— BEGIN SUPPLIED DATA —

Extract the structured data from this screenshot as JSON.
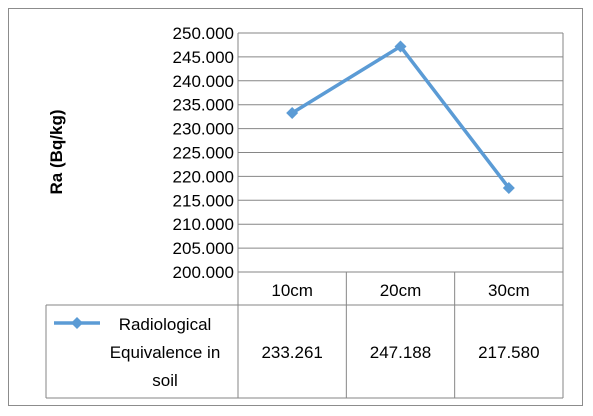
{
  "chart_data": {
    "type": "line",
    "categories": [
      "10cm",
      "20cm",
      "30cm"
    ],
    "series": [
      {
        "name": "Radiological Equivalence in soil",
        "values": [
          233.261,
          247.188,
          217.58
        ],
        "value_labels": [
          "233.261",
          "247.188",
          "217.580"
        ],
        "color": "#5b9bd5",
        "marker": "diamond"
      }
    ],
    "ylabel": "Ra (Bq/kg)",
    "xlabel": "",
    "ylim": [
      200,
      250
    ],
    "ytick_step": 5,
    "ytick_labels": [
      "200.000",
      "205.000",
      "210.000",
      "215.000",
      "220.000",
      "225.000",
      "230.000",
      "235.000",
      "240.000",
      "245.000",
      "250.000"
    ],
    "grid": true,
    "data_table": true,
    "legend_lines": [
      "Radiological",
      "Equivalence in",
      "soil"
    ]
  }
}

— END SUPPLIED DATA —

▸ **DESCRIPTION OF THE TASK**: The material above holds pictures; copy everything else in it exactly.

▸ **TASK SOLUTION**:
Extract the structured data from this screenshot as JSON.
{
  "chart_data": {
    "type": "line",
    "categories": [
      "10cm",
      "20cm",
      "30cm"
    ],
    "series": [
      {
        "name": "Radiological Equivalence in soil",
        "values": [
          233.261,
          247.188,
          217.58
        ],
        "value_labels": [
          "233.261",
          "247.188",
          "217.580"
        ],
        "color": "#5b9bd5",
        "marker": "diamond"
      }
    ],
    "ylabel": "Ra (Bq/kg)",
    "xlabel": "",
    "ylim": [
      200,
      250
    ],
    "ytick_step": 5,
    "ytick_labels": [
      "200.000",
      "205.000",
      "210.000",
      "215.000",
      "220.000",
      "225.000",
      "230.000",
      "235.000",
      "240.000",
      "245.000",
      "250.000"
    ],
    "grid": true,
    "data_table": true,
    "legend_lines": [
      "Radiological",
      "Equivalence in",
      "soil"
    ]
  }
}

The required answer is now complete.